=== Set exercise ===
Report each line of the data that includes the word "Education".

=== Stored data entries ===
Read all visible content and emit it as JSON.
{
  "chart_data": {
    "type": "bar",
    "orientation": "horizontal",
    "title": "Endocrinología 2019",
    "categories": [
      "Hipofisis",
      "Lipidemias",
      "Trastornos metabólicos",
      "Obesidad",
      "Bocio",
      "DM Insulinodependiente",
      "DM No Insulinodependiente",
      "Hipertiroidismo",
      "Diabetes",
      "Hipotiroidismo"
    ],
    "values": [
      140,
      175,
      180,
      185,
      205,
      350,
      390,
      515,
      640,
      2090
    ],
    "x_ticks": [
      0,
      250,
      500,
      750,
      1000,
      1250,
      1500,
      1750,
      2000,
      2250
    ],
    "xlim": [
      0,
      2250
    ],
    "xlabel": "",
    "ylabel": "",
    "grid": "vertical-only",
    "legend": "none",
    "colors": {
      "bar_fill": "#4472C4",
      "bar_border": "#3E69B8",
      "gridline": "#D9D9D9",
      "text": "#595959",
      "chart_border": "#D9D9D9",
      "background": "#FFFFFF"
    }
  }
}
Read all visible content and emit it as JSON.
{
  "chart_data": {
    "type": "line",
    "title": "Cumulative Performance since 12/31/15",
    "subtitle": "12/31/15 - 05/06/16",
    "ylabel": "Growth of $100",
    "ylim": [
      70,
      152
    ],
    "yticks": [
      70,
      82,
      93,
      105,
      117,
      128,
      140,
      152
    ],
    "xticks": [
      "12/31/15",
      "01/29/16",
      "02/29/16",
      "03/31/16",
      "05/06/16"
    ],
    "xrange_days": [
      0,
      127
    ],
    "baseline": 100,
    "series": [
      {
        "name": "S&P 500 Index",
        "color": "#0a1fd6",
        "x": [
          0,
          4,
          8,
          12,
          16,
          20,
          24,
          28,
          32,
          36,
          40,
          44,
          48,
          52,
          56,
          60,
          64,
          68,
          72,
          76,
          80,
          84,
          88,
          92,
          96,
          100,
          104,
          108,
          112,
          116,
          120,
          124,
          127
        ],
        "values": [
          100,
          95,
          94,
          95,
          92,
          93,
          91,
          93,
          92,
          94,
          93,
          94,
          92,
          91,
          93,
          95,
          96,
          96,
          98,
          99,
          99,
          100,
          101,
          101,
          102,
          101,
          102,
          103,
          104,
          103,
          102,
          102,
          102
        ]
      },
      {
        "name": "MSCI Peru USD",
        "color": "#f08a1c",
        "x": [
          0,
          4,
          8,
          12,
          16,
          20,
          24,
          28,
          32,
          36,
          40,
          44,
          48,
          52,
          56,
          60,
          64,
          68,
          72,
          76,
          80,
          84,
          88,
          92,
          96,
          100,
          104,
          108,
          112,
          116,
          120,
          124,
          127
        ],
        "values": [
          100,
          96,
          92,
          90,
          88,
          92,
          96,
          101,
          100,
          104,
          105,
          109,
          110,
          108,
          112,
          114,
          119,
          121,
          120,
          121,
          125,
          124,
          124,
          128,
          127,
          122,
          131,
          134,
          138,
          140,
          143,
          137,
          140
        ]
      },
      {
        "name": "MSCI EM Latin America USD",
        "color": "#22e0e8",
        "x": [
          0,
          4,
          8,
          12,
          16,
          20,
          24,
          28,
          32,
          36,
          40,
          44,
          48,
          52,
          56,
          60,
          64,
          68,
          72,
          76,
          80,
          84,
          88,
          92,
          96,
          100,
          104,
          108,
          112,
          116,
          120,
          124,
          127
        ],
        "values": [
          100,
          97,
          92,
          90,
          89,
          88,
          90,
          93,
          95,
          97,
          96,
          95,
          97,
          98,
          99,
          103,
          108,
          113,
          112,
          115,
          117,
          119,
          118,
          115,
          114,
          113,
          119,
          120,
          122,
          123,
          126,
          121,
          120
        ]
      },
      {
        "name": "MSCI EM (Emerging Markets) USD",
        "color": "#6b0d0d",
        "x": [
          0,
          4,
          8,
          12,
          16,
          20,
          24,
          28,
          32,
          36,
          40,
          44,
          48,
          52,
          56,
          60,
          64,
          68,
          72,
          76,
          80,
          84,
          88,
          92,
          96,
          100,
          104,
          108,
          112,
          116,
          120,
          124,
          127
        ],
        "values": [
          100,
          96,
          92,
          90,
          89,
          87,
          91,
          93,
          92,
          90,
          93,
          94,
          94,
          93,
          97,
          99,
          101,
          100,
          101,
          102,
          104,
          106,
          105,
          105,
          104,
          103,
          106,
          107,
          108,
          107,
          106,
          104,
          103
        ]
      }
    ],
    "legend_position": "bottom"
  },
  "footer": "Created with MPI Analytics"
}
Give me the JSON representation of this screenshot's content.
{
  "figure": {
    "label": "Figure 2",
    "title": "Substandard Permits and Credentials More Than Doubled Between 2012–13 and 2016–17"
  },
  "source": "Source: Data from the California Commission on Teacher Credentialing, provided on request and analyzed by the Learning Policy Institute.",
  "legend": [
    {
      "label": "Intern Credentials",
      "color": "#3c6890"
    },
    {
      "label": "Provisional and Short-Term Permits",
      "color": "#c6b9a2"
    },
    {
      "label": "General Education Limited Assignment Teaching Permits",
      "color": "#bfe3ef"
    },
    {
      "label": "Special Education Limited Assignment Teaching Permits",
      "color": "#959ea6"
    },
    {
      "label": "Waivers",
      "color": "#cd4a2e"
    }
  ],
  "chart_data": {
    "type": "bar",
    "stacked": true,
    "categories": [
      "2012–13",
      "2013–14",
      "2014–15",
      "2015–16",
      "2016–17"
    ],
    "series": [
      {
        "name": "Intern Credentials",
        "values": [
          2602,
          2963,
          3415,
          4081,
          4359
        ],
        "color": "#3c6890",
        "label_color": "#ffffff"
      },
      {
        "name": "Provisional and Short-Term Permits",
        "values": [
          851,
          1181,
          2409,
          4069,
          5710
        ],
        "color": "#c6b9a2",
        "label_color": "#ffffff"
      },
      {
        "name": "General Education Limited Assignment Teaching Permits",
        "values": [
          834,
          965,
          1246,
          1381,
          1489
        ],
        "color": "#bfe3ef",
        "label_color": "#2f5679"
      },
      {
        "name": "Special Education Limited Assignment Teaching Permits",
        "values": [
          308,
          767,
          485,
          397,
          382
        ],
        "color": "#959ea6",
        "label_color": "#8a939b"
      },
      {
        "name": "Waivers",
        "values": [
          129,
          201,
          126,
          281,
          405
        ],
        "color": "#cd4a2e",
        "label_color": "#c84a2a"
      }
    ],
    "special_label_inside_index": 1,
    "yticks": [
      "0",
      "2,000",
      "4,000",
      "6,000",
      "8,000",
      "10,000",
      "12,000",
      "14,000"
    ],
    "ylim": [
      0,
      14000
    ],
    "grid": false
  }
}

=== Result of this exercise ===
      "label": "General Education Limited Assignment Teaching Permits",
      "label": "Special Education Limited Assignment Teaching Permits",
        "name": "General Education Limited Assignment Teaching Permits",
        "name": "Special Education Limited Assignment Teaching Permits",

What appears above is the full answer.